» DATASET ROWS

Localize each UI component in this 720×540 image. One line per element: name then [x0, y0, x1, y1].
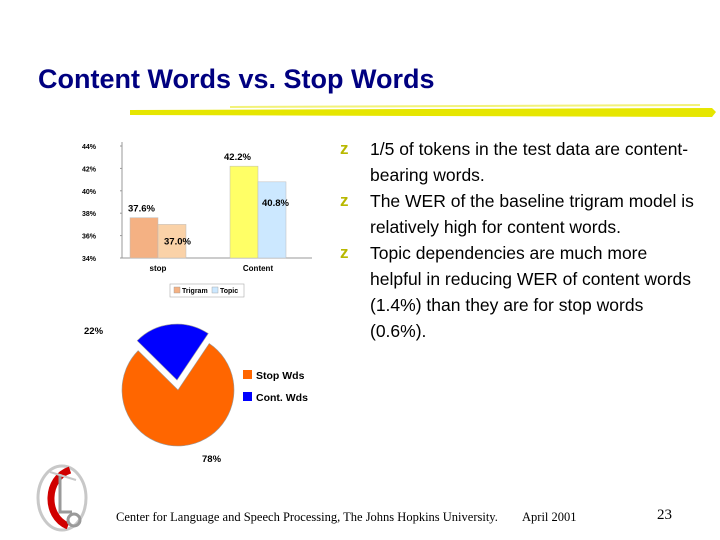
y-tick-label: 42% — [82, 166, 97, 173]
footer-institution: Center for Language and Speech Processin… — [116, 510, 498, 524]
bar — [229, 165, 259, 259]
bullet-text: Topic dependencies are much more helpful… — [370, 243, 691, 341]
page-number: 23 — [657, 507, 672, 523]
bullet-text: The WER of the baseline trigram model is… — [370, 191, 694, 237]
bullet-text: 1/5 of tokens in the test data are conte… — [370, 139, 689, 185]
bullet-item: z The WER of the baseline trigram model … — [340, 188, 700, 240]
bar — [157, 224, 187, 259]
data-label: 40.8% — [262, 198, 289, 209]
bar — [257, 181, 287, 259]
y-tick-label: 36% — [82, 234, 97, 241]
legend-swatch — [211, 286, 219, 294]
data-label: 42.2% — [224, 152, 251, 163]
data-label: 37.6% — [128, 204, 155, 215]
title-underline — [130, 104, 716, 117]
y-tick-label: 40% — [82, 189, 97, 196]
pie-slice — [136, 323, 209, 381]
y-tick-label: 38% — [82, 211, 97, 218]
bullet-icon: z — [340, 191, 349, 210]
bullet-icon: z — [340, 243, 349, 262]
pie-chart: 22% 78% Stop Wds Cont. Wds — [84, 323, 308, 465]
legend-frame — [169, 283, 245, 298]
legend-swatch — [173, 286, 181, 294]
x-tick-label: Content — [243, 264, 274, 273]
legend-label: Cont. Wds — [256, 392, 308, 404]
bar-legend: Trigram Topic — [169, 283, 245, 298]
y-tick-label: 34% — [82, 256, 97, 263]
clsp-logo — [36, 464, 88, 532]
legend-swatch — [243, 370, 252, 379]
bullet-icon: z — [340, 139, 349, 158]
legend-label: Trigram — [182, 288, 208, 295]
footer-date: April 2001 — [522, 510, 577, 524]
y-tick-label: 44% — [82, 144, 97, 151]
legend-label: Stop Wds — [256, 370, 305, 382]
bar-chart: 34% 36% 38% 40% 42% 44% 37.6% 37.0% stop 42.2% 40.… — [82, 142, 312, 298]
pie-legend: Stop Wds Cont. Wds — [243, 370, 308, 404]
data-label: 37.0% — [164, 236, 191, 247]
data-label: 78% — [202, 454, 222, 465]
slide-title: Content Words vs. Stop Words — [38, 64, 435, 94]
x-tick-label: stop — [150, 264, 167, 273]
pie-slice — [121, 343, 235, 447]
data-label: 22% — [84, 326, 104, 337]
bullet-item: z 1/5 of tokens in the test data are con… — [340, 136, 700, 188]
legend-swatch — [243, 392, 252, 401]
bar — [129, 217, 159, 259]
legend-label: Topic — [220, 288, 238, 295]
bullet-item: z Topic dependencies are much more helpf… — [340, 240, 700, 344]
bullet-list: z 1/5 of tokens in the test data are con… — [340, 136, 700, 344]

» TASK REQUIREMENTS
Transcribe the rows from the one containing "y-tick-label: 42% — [82, 166, 97, 173]" through the one containing "page-number: 23 — [657, 507, 672, 523]", including both, without changing anything.

» REPLY
y-tick-label: 42% — [82, 166, 97, 173]
footer-institution: Center for Language and Speech Processin… — [116, 510, 498, 524]
bar — [229, 165, 259, 259]
bullet-text: Topic dependencies are much more helpful… — [370, 243, 691, 341]
page-number: 23 — [657, 507, 672, 523]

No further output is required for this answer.